Data entries
-------------------------

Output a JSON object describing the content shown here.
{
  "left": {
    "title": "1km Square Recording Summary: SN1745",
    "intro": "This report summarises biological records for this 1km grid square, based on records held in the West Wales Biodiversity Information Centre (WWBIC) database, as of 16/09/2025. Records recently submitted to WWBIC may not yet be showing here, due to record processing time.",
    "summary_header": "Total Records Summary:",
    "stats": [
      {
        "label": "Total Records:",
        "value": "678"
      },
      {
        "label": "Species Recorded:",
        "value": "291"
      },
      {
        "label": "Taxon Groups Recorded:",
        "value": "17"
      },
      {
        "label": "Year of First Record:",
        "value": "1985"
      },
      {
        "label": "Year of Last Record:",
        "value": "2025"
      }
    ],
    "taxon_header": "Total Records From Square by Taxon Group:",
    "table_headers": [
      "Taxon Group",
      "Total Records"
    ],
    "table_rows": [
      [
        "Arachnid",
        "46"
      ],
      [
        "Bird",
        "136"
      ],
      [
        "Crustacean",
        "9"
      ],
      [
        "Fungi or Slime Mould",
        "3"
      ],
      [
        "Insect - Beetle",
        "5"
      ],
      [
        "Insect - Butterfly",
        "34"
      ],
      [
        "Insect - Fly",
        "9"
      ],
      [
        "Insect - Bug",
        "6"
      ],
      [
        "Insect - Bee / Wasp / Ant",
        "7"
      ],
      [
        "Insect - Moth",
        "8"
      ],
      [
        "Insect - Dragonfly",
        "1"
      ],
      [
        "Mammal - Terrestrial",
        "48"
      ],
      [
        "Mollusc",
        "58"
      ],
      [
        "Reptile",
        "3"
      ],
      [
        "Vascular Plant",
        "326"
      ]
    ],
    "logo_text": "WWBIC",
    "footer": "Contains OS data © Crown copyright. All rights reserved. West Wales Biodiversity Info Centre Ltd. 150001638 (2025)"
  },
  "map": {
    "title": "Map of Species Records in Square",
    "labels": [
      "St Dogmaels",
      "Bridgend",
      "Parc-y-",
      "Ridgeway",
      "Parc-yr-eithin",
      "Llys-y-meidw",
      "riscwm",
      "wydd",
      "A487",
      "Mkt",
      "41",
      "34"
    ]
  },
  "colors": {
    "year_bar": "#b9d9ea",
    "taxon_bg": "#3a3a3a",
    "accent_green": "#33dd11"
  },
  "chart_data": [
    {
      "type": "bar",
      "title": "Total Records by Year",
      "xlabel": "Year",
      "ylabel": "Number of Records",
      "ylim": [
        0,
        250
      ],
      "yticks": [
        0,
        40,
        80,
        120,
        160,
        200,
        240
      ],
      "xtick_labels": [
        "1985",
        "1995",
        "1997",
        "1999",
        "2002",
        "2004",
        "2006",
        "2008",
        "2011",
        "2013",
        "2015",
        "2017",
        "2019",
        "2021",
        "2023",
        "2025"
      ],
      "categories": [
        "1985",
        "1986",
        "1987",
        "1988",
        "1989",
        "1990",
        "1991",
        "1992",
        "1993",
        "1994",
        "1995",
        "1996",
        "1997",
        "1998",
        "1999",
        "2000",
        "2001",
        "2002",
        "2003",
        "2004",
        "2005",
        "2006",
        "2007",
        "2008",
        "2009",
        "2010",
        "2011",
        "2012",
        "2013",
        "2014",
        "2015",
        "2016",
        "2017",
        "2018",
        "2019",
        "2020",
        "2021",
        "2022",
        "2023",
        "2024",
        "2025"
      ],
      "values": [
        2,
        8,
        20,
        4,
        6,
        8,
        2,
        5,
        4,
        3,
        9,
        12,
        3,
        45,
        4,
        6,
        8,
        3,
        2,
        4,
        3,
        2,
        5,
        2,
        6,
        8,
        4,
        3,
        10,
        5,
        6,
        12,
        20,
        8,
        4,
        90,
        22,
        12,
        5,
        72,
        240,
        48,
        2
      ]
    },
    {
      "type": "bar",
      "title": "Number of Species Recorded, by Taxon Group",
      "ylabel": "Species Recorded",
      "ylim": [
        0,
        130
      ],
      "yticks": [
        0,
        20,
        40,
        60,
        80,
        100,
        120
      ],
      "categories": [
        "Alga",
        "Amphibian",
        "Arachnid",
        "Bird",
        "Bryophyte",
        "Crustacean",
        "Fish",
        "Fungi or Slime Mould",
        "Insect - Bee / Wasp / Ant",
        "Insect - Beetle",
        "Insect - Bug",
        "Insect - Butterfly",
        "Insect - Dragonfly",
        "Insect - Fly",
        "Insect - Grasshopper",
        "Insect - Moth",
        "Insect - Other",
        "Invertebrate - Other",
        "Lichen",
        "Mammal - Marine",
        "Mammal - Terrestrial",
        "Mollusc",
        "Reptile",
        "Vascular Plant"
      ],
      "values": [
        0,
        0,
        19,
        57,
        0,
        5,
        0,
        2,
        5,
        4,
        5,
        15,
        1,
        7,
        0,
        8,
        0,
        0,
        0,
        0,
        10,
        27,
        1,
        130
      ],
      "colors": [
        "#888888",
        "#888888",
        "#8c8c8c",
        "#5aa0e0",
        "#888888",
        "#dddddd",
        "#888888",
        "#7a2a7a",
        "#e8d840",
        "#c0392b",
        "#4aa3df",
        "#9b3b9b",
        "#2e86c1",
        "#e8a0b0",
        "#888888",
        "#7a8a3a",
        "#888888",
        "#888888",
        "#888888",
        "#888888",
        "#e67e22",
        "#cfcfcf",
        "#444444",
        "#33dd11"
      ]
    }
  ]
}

-------------------------

*Work to be completed:* Return the whole listing exactly.

*Solution for this exercise:*
Output a JSON object describing the content shown here.
{
  "left": {
    "title": "1km Square Recording Summary: SN1745",
    "intro": "This report summarises biological records for this 1km grid square, based on records held in the West Wales Biodiversity Information Centre (WWBIC) database, as of 16/09/2025. Records recently submitted to WWBIC may not yet be showing here, due to record processing time.",
    "summary_header": "Total Records Summary:",
    "stats": [
      {
        "label": "Total Records:",
        "value": "678"
      },
      {
        "label": "Species Recorded:",
        "value": "291"
      },
      {
        "label": "Taxon Groups Recorded:",
        "value": "17"
      },
      {
        "label": "Year of First Record:",
        "value": "1985"
      },
      {
        "label": "Year of Last Record:",
        "value": "2025"
      }
    ],
    "taxon_header": "Total Records From Square by Taxon Group:",
    "table_headers": [
      "Taxon Group",
      "Total Records"
    ],
    "table_rows": [
      [
        "Arachnid",
        "46"
      ],
      [
        "Bird",
        "136"
      ],
      [
        "Crustacean",
        "9"
      ],
      [
        "Fungi or Slime Mould",
        "3"
      ],
      [
        "Insect - Beetle",
        "5"
      ],
      [
        "Insect - Butterfly",
        "34"
      ],
      [
        "Insect - Fly",
        "9"
      ],
      [
        "Insect - Bug",
        "6"
      ],
      [
        "Insect - Bee / Wasp / Ant",
        "7"
      ],
      [
        "Insect - Moth",
        "8"
      ],
      [
        "Insect - Dragonfly",
        "1"
      ],
      [
        "Mammal - Terrestrial",
        "48"
      ],
      [
        "Mollusc",
        "58"
      ],
      [
        "Reptile",
        "3"
      ],
      [
        "Vascular Plant",
        "326"
      ]
    ],
    "logo_text": "WWBIC",
    "footer": "Contains OS data © Crown copyright. All rights reserved. West Wales Biodiversity Info Centre Ltd. 150001638 (2025)"
  },
  "map": {
    "title": "Map of Species Records in Square",
    "labels": [
      "St Dogmaels",
      "Bridgend",
      "Parc-y-",
      "Ridgeway",
      "Parc-yr-eithin",
      "Llys-y-meidw",
      "riscwm",
      "wydd",
      "A487",
      "Mkt",
      "41",
      "34"
    ]
  },
  "colors": {
    "year_bar": "#b9d9ea",
    "taxon_bg": "#3a3a3a",
    "accent_green": "#33dd11"
  },
  "chart_data": [
    {
      "type": "bar",
      "title": "Total Records by Year",
      "xlabel": "Year",
      "ylabel": "Number of Records",
      "ylim": [
        0,
        250
      ],
      "yticks": [
        0,
        40,
        80,
        120,
        160,
        200,
        240
      ],
      "xtick_labels": [
        "1985",
        "1995",
        "1997",
        "1999",
        "2002",
        "2004",
        "2006",
        "2008",
        "2011",
        "2013",
        "2015",
        "2017",
        "2019",
        "2021",
        "2023",
        "2025"
      ],
      "categories": [
        "1985",
        "1986",
        "1987",
        "1988",
        "1989",
        "1990",
        "1991",
        "1992",
        "1993",
        "1994",
        "1995",
        "1996",
        "1997",
        "1998",
        "1999",
        "2000",
        "2001",
        "2002",
        "2003",
        "2004",
        "2005",
        "2006",
        "2007",
        "2008",
        "2009",
        "2010",
        "2011",
        "2012",
        "2013",
        "2014",
        "2015",
        "2016",
        "2017",
        "2018",
        "2019",
        "2020",
        "2021",
        "2022",
        "2023",
        "2024",
        "2025"
      ],
      "values": [
        2,
        8,
        20,
        4,
        6,
        8,
        2,
        5,
        4,
        3,
        9,
        12,
        3,
        45,
        4,
        6,
        8,
        3,
        2,
        4,
        3,
        2,
        5,
        2,
        6,
        8,
        4,
        3,
        10,
        5,
        6,
        12,
        20,
        8,
        4,
        90,
        22,
        12,
        5,
        72,
        240,
        48,
        2
      ]
    },
    {
      "type": "bar",
      "title": "Number of Species Recorded, by Taxon Group",
      "ylabel": "Species Recorded",
      "ylim": [
        0,
        130
      ],
      "yticks": [
        0,
        20,
        40,
        60,
        80,
        100,
        120
      ],
      "categories": [
        "Alga",
        "Amphibian",
        "Arachnid",
        "Bird",
        "Bryophyte",
        "Crustacean",
        "Fish",
        "Fungi or Slime Mould",
        "Insect - Bee / Wasp / Ant",
        "Insect - Beetle",
        "Insect - Bug",
        "Insect - Butterfly",
        "Insect - Dragonfly",
        "Insect - Fly",
        "Insect - Grasshopper",
        "Insect - Moth",
        "Insect - Other",
        "Invertebrate - Other",
        "Lichen",
        "Mammal - Marine",
        "Mammal - Terrestrial",
        "Mollusc",
        "Reptile",
        "Vascular Plant"
      ],
      "values": [
        0,
        0,
        19,
        57,
        0,
        5,
        0,
        2,
        5,
        4,
        5,
        15,
        1,
        7,
        0,
        8,
        0,
        0,
        0,
        0,
        10,
        27,
        1,
        130
      ],
      "colors": [
        "#888888",
        "#888888",
        "#8c8c8c",
        "#5aa0e0",
        "#888888",
        "#dddddd",
        "#888888",
        "#7a2a7a",
        "#e8d840",
        "#c0392b",
        "#4aa3df",
        "#9b3b9b",
        "#2e86c1",
        "#e8a0b0",
        "#888888",
        "#7a8a3a",
        "#888888",
        "#888888",
        "#888888",
        "#888888",
        "#e67e22",
        "#cfcfcf",
        "#444444",
        "#33dd11"
      ]
    }
  ]
}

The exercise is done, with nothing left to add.